[Written problem]: Select from the records below every line that has the word "postcode" in it.

[Material provided]:
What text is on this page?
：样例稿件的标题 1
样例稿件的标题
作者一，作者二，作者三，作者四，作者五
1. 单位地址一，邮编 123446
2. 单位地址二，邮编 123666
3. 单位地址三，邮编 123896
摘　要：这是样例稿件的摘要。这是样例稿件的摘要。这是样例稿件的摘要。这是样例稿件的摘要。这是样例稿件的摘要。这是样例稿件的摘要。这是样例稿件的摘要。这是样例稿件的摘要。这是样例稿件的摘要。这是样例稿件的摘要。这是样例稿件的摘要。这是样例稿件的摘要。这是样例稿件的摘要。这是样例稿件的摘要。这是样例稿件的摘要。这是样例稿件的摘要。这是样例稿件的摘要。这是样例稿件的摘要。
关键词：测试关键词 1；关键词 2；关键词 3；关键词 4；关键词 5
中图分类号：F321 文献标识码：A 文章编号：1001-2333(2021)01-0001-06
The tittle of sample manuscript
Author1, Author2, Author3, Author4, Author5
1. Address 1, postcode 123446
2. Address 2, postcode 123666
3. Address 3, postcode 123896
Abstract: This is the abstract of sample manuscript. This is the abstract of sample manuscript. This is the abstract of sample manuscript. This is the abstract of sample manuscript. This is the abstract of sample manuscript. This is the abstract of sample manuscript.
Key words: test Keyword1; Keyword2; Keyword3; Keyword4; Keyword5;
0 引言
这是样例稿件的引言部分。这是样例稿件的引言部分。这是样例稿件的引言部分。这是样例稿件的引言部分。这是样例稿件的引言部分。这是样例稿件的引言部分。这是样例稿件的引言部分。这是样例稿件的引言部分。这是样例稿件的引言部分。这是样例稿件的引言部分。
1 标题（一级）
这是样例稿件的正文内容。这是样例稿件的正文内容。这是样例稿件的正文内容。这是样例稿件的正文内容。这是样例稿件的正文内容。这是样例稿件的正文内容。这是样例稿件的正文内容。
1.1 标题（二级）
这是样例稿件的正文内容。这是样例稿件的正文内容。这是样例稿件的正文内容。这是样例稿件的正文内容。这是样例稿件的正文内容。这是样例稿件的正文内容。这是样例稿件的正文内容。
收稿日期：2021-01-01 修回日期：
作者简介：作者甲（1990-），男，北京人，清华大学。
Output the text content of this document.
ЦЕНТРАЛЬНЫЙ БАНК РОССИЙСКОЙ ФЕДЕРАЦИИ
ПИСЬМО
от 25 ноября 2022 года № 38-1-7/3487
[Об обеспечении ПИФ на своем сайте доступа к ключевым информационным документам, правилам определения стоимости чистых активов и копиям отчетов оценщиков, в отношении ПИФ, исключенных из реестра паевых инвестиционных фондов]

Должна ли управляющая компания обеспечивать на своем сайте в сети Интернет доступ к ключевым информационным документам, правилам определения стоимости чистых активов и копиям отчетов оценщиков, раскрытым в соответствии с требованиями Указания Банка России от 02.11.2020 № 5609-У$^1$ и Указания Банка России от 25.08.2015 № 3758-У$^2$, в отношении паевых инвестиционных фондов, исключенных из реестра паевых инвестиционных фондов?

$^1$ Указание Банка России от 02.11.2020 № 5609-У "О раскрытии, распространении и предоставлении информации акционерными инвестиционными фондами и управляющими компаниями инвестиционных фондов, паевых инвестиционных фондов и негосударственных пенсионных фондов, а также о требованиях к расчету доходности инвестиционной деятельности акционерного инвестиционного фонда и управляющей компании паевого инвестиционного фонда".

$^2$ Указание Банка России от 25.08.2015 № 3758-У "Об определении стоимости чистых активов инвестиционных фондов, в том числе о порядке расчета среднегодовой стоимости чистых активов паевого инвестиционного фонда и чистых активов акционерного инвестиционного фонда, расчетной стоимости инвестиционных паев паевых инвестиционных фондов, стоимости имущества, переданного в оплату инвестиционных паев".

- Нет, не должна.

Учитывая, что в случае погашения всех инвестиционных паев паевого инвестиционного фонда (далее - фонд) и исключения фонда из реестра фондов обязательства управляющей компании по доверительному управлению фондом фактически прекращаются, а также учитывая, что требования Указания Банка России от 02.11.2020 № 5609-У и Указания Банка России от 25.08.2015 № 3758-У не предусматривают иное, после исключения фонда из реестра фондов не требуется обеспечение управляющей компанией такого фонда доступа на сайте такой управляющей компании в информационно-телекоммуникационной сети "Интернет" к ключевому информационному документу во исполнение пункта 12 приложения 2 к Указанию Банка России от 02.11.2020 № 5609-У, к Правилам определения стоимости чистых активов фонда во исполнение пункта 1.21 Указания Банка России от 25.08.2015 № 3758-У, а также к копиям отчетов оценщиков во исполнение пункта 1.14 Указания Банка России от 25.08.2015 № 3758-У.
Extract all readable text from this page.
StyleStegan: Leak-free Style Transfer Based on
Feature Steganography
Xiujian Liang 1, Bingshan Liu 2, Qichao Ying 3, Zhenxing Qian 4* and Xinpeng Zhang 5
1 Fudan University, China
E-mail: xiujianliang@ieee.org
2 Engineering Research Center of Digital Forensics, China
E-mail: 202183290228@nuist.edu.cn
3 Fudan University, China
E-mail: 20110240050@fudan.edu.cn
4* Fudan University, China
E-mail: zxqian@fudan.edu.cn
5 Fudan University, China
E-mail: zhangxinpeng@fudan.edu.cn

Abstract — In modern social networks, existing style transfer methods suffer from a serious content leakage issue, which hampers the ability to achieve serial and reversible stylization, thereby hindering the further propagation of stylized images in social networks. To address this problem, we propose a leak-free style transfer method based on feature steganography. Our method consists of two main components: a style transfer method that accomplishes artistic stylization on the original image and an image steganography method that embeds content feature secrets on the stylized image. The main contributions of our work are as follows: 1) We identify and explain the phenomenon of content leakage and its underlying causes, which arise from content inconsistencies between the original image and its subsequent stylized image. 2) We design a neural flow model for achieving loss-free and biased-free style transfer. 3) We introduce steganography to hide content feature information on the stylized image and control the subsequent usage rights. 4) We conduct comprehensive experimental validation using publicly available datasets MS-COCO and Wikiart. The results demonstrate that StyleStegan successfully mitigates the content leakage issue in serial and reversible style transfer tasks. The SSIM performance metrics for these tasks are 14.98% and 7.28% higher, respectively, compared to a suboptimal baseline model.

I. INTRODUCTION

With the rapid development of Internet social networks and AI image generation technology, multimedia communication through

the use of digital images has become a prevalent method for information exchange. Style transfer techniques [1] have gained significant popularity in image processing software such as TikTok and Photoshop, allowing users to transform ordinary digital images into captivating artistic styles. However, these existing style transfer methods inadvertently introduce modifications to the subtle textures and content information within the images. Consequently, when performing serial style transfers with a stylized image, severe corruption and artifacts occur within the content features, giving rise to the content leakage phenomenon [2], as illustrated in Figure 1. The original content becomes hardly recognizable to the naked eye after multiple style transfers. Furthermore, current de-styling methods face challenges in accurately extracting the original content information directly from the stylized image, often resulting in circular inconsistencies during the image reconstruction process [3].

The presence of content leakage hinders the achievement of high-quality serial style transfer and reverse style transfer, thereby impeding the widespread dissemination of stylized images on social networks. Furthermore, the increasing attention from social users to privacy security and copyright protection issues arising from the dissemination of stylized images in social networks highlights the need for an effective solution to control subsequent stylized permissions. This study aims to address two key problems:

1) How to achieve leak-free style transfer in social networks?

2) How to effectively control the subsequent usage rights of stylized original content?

[Result of this task]:
1. Address 1, postcode 123446
2. Address 2, postcode 123666
3. Address 3, postcode 123896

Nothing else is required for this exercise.